* **WHAT YOU ARE ASKED TO DO**:
Omit every picture, then give all the entries again exactly.

* **Data items**:
========================================================================
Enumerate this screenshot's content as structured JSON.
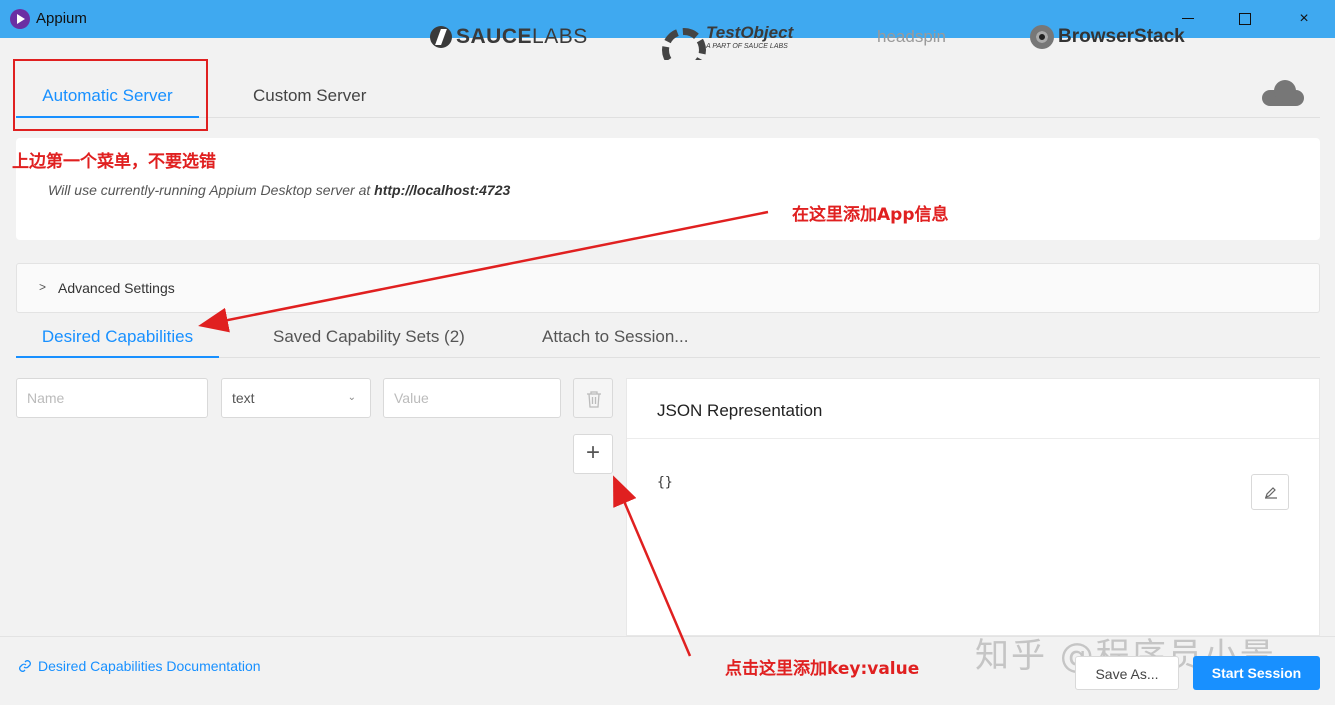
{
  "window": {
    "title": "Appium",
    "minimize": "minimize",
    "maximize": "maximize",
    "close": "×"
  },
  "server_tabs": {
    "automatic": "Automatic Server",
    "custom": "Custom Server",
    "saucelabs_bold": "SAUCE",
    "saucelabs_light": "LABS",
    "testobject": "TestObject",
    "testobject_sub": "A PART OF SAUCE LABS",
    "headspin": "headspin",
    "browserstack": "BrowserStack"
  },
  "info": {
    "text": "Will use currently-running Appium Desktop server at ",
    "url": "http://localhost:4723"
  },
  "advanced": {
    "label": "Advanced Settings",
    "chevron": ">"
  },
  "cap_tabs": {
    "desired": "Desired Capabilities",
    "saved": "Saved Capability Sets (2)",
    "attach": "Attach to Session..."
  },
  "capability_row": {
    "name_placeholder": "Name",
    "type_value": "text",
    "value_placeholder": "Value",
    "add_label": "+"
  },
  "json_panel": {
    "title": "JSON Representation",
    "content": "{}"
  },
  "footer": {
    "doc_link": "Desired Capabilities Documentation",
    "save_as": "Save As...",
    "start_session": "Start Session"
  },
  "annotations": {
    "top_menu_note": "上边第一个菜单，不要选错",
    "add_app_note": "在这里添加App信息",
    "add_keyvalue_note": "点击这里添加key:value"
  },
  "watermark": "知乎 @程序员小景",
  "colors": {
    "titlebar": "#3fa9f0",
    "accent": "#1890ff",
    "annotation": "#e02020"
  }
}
========================================================================
* **EXPECTED OUTPUT**:
Enumerate this screenshot's content as structured JSON.
{
  "window": {
    "title": "Appium",
    "minimize": "minimize",
    "maximize": "maximize",
    "close": "×"
  },
  "server_tabs": {
    "automatic": "Automatic Server",
    "custom": "Custom Server",
    "saucelabs_bold": "SAUCE",
    "saucelabs_light": "LABS",
    "testobject": "TestObject",
    "testobject_sub": "A PART OF SAUCE LABS",
    "headspin": "headspin",
    "browserstack": "BrowserStack"
  },
  "info": {
    "text": "Will use currently-running Appium Desktop server at ",
    "url": "http://localhost:4723"
  },
  "advanced": {
    "label": "Advanced Settings",
    "chevron": ">"
  },
  "cap_tabs": {
    "desired": "Desired Capabilities",
    "saved": "Saved Capability Sets (2)",
    "attach": "Attach to Session..."
  },
  "capability_row": {
    "name_placeholder": "Name",
    "type_value": "text",
    "value_placeholder": "Value",
    "add_label": "+"
  },
  "json_panel": {
    "title": "JSON Representation",
    "content": "{}"
  },
  "footer": {
    "doc_link": "Desired Capabilities Documentation",
    "save_as": "Save As...",
    "start_session": "Start Session"
  },
  "annotations": {
    "top_menu_note": "上边第一个菜单，不要选错",
    "add_app_note": "在这里添加App信息",
    "add_keyvalue_note": "点击这里添加key:value"
  },
  "watermark": "知乎 @程序员小景",
  "colors": {
    "titlebar": "#3fa9f0",
    "accent": "#1890ff",
    "annotation": "#e02020"
  }
}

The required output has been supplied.